**** EXERCISE INPUT ****

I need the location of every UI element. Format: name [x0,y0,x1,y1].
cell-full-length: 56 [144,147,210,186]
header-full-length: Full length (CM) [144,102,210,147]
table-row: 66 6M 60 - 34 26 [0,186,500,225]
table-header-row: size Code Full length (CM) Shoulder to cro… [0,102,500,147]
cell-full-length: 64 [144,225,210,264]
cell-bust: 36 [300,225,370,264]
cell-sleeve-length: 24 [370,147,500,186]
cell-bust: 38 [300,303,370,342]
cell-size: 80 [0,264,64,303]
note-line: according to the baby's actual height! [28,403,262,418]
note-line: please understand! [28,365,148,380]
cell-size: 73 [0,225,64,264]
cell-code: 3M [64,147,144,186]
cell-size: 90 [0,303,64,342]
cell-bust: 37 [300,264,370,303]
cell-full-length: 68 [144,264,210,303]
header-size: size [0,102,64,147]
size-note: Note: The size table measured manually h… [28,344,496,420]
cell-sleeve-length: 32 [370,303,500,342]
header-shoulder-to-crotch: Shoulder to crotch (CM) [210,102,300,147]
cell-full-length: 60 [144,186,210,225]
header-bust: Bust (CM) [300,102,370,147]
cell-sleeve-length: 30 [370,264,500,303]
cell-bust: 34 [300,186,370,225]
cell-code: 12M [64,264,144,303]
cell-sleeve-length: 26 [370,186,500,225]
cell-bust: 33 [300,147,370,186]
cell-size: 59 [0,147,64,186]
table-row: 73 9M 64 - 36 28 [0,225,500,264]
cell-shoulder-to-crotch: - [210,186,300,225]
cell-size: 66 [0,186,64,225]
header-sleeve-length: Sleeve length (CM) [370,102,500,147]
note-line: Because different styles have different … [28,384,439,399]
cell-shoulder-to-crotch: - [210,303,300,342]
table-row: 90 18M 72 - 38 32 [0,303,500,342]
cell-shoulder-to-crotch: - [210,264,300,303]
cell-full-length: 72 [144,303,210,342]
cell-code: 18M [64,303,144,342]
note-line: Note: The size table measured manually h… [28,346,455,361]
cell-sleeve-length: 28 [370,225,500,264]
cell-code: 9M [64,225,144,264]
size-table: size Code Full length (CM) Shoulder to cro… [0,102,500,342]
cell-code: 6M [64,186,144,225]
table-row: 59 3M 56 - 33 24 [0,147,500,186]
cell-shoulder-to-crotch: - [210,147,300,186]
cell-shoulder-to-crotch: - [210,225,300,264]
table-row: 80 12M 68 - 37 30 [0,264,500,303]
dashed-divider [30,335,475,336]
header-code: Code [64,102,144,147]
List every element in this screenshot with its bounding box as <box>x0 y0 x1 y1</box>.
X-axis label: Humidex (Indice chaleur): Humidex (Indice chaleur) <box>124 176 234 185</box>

****

THE EXERCISE: Please rename "cell-bust" to "cell-chest" in the entries from the start through the line that contains "note-line: according to", both ends included. Rewrite only those lines, leaving everything else unchanged.

COMPLETE RESPONSE:
I need the location of every UI element. Format: name [x0,y0,x1,y1].
cell-full-length: 56 [144,147,210,186]
header-full-length: Full length (CM) [144,102,210,147]
table-row: 66 6M 60 - 34 26 [0,186,500,225]
table-header-row: size Code Full length (CM) Shoulder to cro… [0,102,500,147]
cell-full-length: 64 [144,225,210,264]
cell-chest: 36 [300,225,370,264]
cell-sleeve-length: 24 [370,147,500,186]
cell-chest: 38 [300,303,370,342]
cell-size: 80 [0,264,64,303]
note-line: according to the baby's actual height! [28,403,262,418]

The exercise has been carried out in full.